TASK STATEMENT —
Find each line with the string "Temperature" and copy it.

RECORDS TO PROCESS —
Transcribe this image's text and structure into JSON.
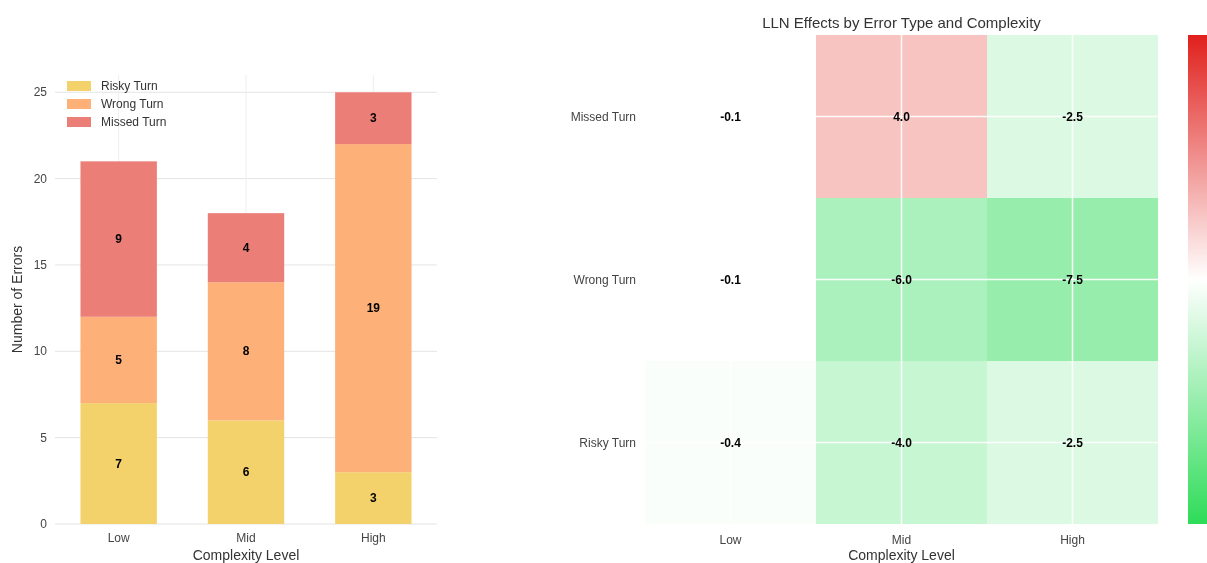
{
  "chart_data": [
    {
      "type": "bar",
      "stacked": true,
      "xlabel": "Complexity Level",
      "ylabel": "Number of Errors",
      "categories": [
        "Low",
        "Mid",
        "High"
      ],
      "series": [
        {
          "name": "Risky Turn",
          "color": "#f3d26b",
          "values": [
            7,
            6,
            3
          ]
        },
        {
          "name": "Wrong Turn",
          "color": "#fdb077",
          "values": [
            5,
            8,
            19
          ]
        },
        {
          "name": "Missed Turn",
          "color": "#ec7e78",
          "values": [
            9,
            4,
            3
          ]
        }
      ],
      "ylim": [
        0,
        26
      ],
      "yticks": [
        0,
        5,
        10,
        15,
        20,
        25
      ],
      "grid": true,
      "legend": "top left",
      "data_labels": true
    },
    {
      "type": "heatmap",
      "title": "LLN Effects by Error Type and Complexity",
      "xlabel": "Complexity Level",
      "categories": [
        "Low",
        "Mid",
        "High"
      ],
      "y_categories": [
        "Missed Turn",
        "Wrong Turn",
        "Risky Turn"
      ],
      "cells": [
        [
          -0.1,
          4.0,
          -2.5
        ],
        [
          -0.1,
          -6.0,
          -7.5
        ],
        [
          -0.4,
          -4.0,
          -2.5
        ]
      ],
      "cell_labels": [
        [
          "-0.1",
          "4.0",
          "-2.5"
        ],
        [
          "-0.1",
          "-6.0",
          "-7.5"
        ],
        [
          "-0.4",
          "-4.0",
          "-2.5"
        ]
      ],
      "grid": true
    }
  ]
}
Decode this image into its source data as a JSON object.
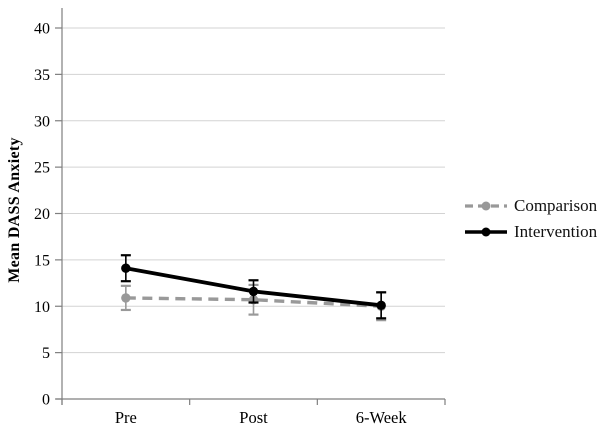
{
  "chart_data": {
    "type": "line",
    "title": "",
    "ylabel": "Mean DASS Anxiety",
    "xlabel": "",
    "categories": [
      "Pre",
      "Post",
      "6-Week"
    ],
    "y_ticks": [
      0,
      5,
      10,
      15,
      20,
      25,
      30,
      35,
      40
    ],
    "ylim": [
      0,
      40
    ],
    "grid": true,
    "legend_position": "right",
    "series": [
      {
        "name": "Comparison",
        "style": "dashed",
        "marker": "circle",
        "color": "#999999",
        "values": [
          10.9,
          10.7,
          10.0
        ],
        "errors": [
          1.3,
          1.6,
          1.5
        ]
      },
      {
        "name": "Intervention",
        "style": "solid",
        "marker": "circle",
        "color": "#000000",
        "values": [
          14.1,
          11.6,
          10.1
        ],
        "errors": [
          1.4,
          1.2,
          1.4
        ]
      }
    ],
    "colors": {
      "gridline": "#d3d3d3",
      "axis": "#7f7f7f",
      "text": "#000000",
      "background": "#ffffff"
    }
  }
}
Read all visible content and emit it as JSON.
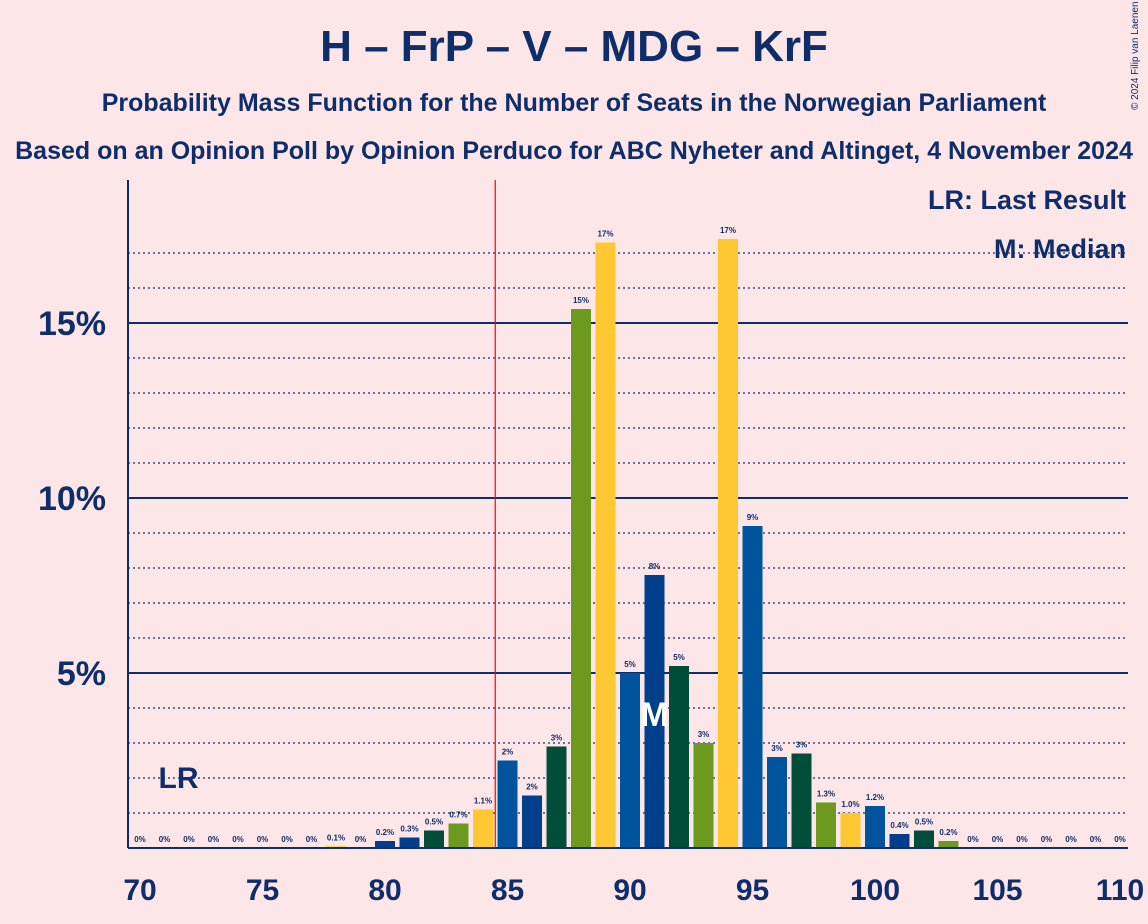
{
  "title": "H – FrP – V – MDG – KrF",
  "subtitle": "Probability Mass Function for the Number of Seats in the Norwegian Parliament",
  "source": "Based on an Opinion Poll by Opinion Perduco for ABC Nyheter and Altinget, 4 November 2024",
  "copyright": "© 2024 Filip van Laenen",
  "colors": {
    "background": "#FDE6E8",
    "text": "#0E2D6B",
    "h_blue": "#00549E",
    "dark_blue": "#003F8C",
    "green": "#6B9A1E",
    "dark_green": "#004E3A",
    "yellow": "#FFC832",
    "last_result_line": "#FF0000"
  },
  "chart_data": {
    "type": "bar",
    "x": [
      70,
      71,
      72,
      73,
      74,
      75,
      76,
      77,
      78,
      79,
      80,
      81,
      82,
      83,
      84,
      85,
      86,
      87,
      88,
      89,
      90,
      91,
      92,
      93,
      94,
      95,
      96,
      97,
      98,
      99,
      100,
      101,
      102,
      103,
      104,
      105,
      106,
      107,
      108,
      109,
      110
    ],
    "values": [
      0,
      0,
      0,
      0,
      0,
      0,
      0,
      0,
      0.05,
      0,
      0.2,
      0.3,
      0.5,
      0.7,
      1.1,
      2.5,
      1.5,
      2.9,
      15.4,
      17.3,
      5.0,
      7.8,
      5.2,
      3.0,
      17.4,
      9.2,
      2.6,
      2.7,
      1.3,
      1.0,
      1.2,
      0.4,
      0.5,
      0.2,
      0,
      0,
      0,
      0,
      0,
      0,
      0
    ],
    "value_labels": [
      "0%",
      "0%",
      "0%",
      "0%",
      "0%",
      "0%",
      "0%",
      "0%",
      "0.1%",
      "0%",
      "0.2%",
      "0.3%",
      "0.5%",
      "0.7%",
      "1.1%",
      "2%",
      "2%",
      "3%",
      "15%",
      "17%",
      "5%",
      "8%",
      "5%",
      "3%",
      "17%",
      "9%",
      "3%",
      "3%",
      "1.3%",
      "1.0%",
      "1.2%",
      "0.4%",
      "0.5%",
      "0.2%",
      "0%",
      "0%",
      "0%",
      "0%",
      "0%",
      "0%",
      "0%"
    ],
    "bar_colors": [
      "#00549E",
      "#004E3A",
      "#6B9A1E",
      "#FFC832",
      "#00549E",
      "#003F8C",
      "#004E3A",
      "#6B9A1E",
      "#FFC832",
      "#00549E",
      "#003F8C",
      "#003F8C",
      "#004E3A",
      "#6B9A1E",
      "#FFC832",
      "#00549E",
      "#003F8C",
      "#004E3A",
      "#6B9A1E",
      "#FFC832",
      "#00549E",
      "#003F8C",
      "#004E3A",
      "#6B9A1E",
      "#FFC832",
      "#00549E",
      "#00549E",
      "#004E3A",
      "#6B9A1E",
      "#FFC832",
      "#00549E",
      "#003F8C",
      "#004E3A",
      "#6B9A1E",
      "#FFC832",
      "#00549E",
      "#003F8C",
      "#004E3A",
      "#6B9A1E",
      "#FFC832",
      "#00549E"
    ],
    "xticks": [
      70,
      75,
      80,
      85,
      90,
      95,
      100,
      105,
      110
    ],
    "xtick_labels": [
      "70",
      "75",
      "80",
      "85",
      "90",
      "95",
      "100",
      "105",
      "110"
    ],
    "yticks": [
      5,
      10,
      15
    ],
    "ytick_labels": [
      "5%",
      "10%",
      "15%"
    ],
    "ylim": [
      0,
      19
    ],
    "xlim": [
      70,
      110
    ],
    "grid": "dotted minor lines every 1%, solid major lines every 5%",
    "last_result": 84.5,
    "last_result_label": "LR",
    "last_result_marker_x": 71,
    "median": 91,
    "median_label": "M",
    "legend": [
      "LR: Last Result",
      "M: Median"
    ],
    "legend_position": "top-right"
  }
}
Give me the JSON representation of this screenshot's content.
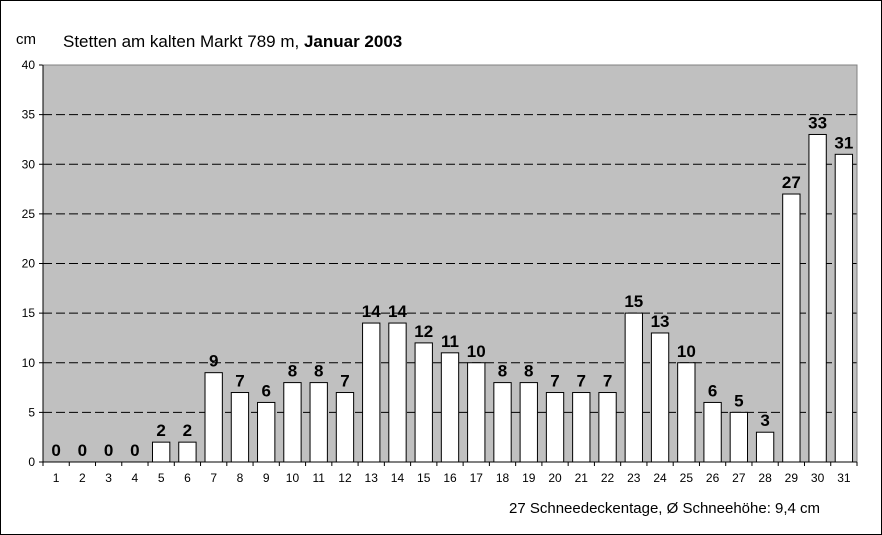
{
  "chart_data": {
    "type": "bar",
    "title_prefix": "Stetten am kalten Markt  789 m, ",
    "title_bold": "Januar 2003",
    "ylabel": "cm",
    "xlabel": "",
    "ylim": [
      0,
      40
    ],
    "yticks": [
      0,
      5,
      10,
      15,
      20,
      25,
      30,
      35,
      40
    ],
    "grid": true,
    "categories": [
      "1",
      "2",
      "3",
      "4",
      "5",
      "6",
      "7",
      "8",
      "9",
      "10",
      "11",
      "12",
      "13",
      "14",
      "15",
      "16",
      "17",
      "18",
      "19",
      "20",
      "21",
      "22",
      "23",
      "24",
      "25",
      "26",
      "27",
      "28",
      "29",
      "30",
      "31"
    ],
    "values": [
      0,
      0,
      0,
      0,
      2,
      2,
      9,
      7,
      6,
      8,
      8,
      7,
      14,
      14,
      12,
      11,
      10,
      8,
      8,
      7,
      7,
      7,
      15,
      13,
      10,
      6,
      5,
      3,
      27,
      33,
      31
    ],
    "footer": "27 Schneedeckentage,  Ø Schneehöhe:  9,4 cm",
    "colors": {
      "plot_background": "#c0c0c0",
      "bar_fill": "#ffffff",
      "bar_stroke": "#000000",
      "gridline": "#000000"
    }
  }
}
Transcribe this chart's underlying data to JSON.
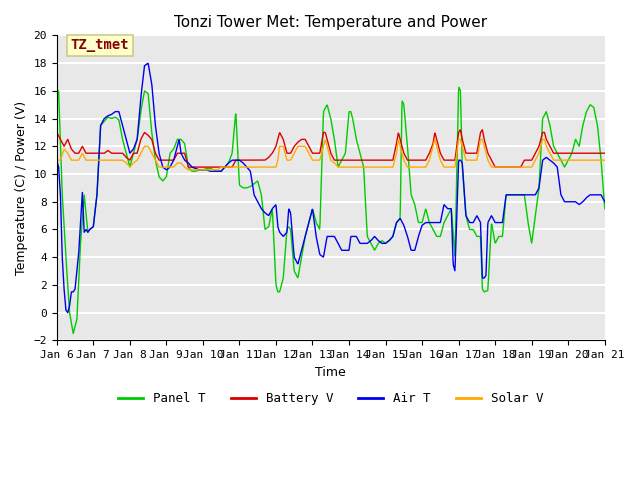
{
  "title": "Tonzi Tower Met: Temperature and Power",
  "xlabel": "Time",
  "ylabel": "Temperature (C) / Power (V)",
  "ylim": [
    -2,
    20
  ],
  "yticks": [
    -2,
    0,
    2,
    4,
    6,
    8,
    10,
    12,
    14,
    16,
    18,
    20
  ],
  "x_labels": [
    "Jan 6",
    "Jan 7",
    "Jan 8",
    "Jan 9",
    "Jan 10",
    "Jan 11",
    "Jan 12",
    "Jan 13",
    "Jan 14",
    "Jan 15",
    "Jan 16",
    "Jan 17",
    "Jan 18",
    "Jan 19",
    "Jan 20",
    "Jan 21"
  ],
  "annotation_text": "TZ_tmet",
  "annotation_bg": "#ffffcc",
  "annotation_border": "#cccc88",
  "annotation_fg": "#880000",
  "colors": {
    "panel_t": "#00cc00",
    "battery_v": "#dd0000",
    "air_t": "#0000ee",
    "solar_v": "#ffaa00"
  },
  "legend_labels": [
    "Panel T",
    "Battery V",
    "Air T",
    "Solar V"
  ],
  "bg_color": "#e8e8e8",
  "grid_color": "#ffffff",
  "linewidth": 1.0,
  "title_fontsize": 11,
  "axis_fontsize": 9,
  "tick_fontsize": 8
}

RESULT FOR THIS EXERCISE —
  "title": "Tonzi Tower Met: Temperature and Power",
  "ylabel": "Temperature (C) / Power (V)",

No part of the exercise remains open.